Records for processing >>

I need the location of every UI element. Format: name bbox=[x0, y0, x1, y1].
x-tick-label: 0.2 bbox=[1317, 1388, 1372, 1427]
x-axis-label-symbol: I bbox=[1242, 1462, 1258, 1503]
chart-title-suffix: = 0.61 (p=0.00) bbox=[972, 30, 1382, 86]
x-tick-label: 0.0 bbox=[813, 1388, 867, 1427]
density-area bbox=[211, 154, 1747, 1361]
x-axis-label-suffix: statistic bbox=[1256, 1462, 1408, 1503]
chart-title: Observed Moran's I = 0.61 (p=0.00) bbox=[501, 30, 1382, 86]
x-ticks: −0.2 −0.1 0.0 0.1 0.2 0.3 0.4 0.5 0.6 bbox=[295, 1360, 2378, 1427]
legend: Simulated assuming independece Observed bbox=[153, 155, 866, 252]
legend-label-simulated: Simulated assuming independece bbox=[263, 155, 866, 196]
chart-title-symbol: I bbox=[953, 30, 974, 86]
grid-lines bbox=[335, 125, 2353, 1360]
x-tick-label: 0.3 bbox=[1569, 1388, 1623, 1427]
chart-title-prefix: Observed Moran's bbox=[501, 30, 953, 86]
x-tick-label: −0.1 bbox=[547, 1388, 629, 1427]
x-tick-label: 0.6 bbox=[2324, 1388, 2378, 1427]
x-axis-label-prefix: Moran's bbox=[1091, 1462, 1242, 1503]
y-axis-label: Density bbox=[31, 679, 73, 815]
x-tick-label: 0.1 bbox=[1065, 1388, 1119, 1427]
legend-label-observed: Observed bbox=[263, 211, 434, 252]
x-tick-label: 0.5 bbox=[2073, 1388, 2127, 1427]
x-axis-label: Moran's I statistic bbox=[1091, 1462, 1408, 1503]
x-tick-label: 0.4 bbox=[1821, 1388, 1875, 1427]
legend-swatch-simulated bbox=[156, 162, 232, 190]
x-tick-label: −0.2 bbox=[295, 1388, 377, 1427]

The problem >> Report every line of the listing above that contains the string "independece", treating uppercase and lowercase as different.

Task answer >>
legend: Simulated assuming independece Observed bbox=[153, 155, 866, 252]
legend-label-simulated: Simulated assuming independece bbox=[263, 155, 866, 196]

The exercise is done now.